Work to be completed: Find the lines below that contain the string "level". Copy each one.

......

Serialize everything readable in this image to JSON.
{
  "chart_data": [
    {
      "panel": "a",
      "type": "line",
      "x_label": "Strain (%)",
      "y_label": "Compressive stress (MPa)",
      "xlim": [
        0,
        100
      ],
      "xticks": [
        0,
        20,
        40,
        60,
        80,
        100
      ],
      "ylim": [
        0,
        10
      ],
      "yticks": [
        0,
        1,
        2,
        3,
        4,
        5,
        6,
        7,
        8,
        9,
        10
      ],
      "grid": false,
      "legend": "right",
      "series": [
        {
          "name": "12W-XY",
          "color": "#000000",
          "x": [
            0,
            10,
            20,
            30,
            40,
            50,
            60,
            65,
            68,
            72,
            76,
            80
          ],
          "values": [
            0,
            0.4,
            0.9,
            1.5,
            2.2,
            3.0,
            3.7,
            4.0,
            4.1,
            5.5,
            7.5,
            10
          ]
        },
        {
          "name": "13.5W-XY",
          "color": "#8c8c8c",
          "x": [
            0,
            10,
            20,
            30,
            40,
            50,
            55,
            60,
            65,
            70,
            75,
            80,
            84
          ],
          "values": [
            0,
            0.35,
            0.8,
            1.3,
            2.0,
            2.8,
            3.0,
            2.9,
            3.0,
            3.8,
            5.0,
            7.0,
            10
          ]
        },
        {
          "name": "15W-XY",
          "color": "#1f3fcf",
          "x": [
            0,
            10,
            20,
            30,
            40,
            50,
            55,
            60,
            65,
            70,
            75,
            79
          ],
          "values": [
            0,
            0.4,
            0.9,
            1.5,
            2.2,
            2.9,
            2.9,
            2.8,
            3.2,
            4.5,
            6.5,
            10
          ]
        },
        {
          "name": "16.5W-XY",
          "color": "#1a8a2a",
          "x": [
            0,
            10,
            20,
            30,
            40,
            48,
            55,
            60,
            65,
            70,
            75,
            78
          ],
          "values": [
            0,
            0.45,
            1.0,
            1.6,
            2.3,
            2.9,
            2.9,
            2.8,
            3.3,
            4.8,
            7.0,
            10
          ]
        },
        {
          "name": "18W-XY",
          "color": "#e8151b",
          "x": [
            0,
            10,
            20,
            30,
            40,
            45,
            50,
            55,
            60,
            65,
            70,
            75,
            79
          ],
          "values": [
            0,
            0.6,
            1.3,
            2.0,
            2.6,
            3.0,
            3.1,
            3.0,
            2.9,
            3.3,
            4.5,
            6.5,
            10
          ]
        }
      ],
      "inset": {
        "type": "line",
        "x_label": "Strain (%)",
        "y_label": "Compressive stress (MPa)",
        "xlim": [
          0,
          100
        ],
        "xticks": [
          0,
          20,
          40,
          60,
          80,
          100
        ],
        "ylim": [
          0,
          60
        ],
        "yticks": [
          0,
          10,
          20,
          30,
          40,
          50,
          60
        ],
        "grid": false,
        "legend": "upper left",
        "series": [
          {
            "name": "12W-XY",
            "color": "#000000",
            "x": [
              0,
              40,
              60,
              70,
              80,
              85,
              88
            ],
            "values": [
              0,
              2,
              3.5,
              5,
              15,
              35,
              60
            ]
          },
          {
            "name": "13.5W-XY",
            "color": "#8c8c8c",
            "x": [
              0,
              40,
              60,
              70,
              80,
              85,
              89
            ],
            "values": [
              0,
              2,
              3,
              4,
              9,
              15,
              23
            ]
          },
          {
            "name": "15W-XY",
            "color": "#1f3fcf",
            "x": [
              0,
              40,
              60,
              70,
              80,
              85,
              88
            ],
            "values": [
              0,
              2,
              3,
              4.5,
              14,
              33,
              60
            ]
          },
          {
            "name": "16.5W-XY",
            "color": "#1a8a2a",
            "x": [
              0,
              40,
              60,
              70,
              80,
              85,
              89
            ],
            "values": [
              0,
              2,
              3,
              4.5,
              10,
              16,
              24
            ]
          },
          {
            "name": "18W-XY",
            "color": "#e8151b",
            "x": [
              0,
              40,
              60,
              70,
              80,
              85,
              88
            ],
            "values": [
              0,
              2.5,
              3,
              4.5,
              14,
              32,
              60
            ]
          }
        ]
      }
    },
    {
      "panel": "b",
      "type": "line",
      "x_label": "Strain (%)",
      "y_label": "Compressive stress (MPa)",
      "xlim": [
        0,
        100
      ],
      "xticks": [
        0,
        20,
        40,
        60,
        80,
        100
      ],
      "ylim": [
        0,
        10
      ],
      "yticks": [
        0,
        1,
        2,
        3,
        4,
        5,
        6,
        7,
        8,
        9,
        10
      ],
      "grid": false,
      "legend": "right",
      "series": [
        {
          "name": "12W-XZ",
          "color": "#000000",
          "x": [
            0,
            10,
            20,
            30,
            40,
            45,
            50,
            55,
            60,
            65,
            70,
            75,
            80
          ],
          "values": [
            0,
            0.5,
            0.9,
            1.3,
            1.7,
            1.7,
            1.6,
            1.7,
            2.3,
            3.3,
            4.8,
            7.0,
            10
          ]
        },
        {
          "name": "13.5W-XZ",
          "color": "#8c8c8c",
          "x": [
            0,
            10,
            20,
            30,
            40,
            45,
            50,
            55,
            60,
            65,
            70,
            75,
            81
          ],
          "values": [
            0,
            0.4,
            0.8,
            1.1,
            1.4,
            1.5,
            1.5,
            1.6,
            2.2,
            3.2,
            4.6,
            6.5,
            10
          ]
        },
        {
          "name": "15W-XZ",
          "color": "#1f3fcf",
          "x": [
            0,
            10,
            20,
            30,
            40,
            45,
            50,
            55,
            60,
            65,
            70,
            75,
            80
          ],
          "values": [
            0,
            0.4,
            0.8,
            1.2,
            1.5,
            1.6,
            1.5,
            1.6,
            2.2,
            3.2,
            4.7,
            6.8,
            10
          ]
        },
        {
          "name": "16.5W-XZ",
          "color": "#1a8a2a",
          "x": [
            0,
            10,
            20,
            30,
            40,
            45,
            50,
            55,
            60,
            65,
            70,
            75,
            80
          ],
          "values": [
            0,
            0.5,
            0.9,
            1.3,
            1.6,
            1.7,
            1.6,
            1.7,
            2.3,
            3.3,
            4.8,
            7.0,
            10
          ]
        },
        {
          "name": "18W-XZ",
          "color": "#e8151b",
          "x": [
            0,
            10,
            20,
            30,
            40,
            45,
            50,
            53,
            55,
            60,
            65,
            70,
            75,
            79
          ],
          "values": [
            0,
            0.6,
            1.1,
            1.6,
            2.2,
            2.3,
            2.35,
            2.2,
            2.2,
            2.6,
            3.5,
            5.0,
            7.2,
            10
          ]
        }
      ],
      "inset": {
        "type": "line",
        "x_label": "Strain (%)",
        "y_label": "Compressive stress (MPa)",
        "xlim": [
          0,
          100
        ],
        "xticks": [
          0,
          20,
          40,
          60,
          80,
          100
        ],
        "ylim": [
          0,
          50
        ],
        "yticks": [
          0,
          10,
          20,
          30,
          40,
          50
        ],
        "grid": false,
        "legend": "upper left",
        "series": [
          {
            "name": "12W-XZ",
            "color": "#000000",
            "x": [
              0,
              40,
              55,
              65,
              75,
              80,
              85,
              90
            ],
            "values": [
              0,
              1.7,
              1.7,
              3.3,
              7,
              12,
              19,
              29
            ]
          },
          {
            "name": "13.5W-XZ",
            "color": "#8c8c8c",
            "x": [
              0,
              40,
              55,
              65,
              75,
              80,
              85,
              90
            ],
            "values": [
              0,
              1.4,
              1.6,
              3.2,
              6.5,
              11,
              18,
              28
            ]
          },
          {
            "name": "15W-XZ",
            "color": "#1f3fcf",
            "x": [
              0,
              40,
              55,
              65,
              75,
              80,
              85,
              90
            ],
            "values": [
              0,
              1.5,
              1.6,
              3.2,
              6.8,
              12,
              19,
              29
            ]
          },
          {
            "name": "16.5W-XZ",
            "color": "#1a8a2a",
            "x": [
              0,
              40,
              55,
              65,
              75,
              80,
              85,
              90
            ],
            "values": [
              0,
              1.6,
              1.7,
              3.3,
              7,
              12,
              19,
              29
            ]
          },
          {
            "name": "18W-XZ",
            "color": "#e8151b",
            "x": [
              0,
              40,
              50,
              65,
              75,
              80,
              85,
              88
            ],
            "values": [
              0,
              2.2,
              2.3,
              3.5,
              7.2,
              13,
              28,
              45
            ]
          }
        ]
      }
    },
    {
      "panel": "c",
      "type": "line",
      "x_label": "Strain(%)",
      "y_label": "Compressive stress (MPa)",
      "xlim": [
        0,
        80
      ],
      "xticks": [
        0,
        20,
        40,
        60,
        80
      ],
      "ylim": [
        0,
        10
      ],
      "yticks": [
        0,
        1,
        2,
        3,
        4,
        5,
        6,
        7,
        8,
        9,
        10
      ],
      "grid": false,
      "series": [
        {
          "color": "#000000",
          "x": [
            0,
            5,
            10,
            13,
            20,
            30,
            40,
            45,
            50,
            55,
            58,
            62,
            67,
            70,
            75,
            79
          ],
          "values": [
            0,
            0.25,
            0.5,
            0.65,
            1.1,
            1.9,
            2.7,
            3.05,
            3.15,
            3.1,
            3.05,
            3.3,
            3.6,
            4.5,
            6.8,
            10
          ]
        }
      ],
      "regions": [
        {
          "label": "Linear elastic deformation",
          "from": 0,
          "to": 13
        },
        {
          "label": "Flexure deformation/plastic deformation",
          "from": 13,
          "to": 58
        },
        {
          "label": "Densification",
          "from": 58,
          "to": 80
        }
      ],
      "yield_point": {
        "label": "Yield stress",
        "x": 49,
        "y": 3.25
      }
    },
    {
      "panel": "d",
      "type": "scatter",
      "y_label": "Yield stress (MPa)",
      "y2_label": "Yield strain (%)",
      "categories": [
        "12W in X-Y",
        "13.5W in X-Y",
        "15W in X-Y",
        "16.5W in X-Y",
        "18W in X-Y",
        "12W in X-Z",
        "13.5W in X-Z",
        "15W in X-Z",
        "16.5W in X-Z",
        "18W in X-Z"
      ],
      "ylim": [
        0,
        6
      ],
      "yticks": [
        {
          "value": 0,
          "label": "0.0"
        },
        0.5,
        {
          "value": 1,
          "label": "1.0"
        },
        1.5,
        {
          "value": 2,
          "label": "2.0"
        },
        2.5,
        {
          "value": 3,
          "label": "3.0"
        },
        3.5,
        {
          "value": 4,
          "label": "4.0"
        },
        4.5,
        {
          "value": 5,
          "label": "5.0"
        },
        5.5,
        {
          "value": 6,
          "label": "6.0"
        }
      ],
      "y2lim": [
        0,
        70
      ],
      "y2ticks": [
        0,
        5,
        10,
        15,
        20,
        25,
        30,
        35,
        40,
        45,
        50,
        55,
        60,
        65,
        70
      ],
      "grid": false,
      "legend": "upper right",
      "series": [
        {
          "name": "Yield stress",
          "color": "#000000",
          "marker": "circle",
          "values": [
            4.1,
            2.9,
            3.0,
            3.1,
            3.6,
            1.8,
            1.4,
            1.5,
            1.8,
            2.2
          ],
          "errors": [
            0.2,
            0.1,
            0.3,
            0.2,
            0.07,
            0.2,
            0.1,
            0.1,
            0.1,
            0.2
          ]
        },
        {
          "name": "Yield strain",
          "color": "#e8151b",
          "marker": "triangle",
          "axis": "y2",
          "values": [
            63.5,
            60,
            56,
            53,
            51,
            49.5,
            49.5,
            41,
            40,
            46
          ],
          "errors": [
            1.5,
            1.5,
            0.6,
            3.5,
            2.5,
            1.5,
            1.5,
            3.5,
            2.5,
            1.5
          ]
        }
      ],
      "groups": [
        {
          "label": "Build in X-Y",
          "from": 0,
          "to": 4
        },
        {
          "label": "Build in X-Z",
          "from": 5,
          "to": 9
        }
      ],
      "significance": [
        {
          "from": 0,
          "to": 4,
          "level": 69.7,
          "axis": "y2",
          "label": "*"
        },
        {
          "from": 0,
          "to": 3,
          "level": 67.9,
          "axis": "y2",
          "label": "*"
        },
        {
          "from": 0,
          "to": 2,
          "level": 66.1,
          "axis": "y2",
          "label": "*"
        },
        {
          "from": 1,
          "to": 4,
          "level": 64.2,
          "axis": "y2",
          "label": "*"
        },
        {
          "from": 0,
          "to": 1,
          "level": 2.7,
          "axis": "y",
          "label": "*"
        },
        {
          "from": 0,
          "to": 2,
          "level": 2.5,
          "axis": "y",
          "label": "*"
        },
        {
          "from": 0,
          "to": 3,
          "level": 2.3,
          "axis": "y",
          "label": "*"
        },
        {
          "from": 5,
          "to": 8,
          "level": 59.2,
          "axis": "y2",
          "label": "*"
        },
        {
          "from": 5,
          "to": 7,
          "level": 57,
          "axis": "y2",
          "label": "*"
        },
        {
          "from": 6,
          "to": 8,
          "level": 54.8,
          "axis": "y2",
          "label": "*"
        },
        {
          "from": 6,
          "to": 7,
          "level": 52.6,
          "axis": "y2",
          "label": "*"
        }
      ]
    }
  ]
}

......

Output below:
          "level": 69.7,
          "level": 67.9,
          "level": 66.1,
          "level": 64.2,
          "level": 2.7,
          "level": 2.5,
          "level": 2.3,
          "level": 59.2,
          "level": 57,
          "level": 54.8,
          "level": 52.6,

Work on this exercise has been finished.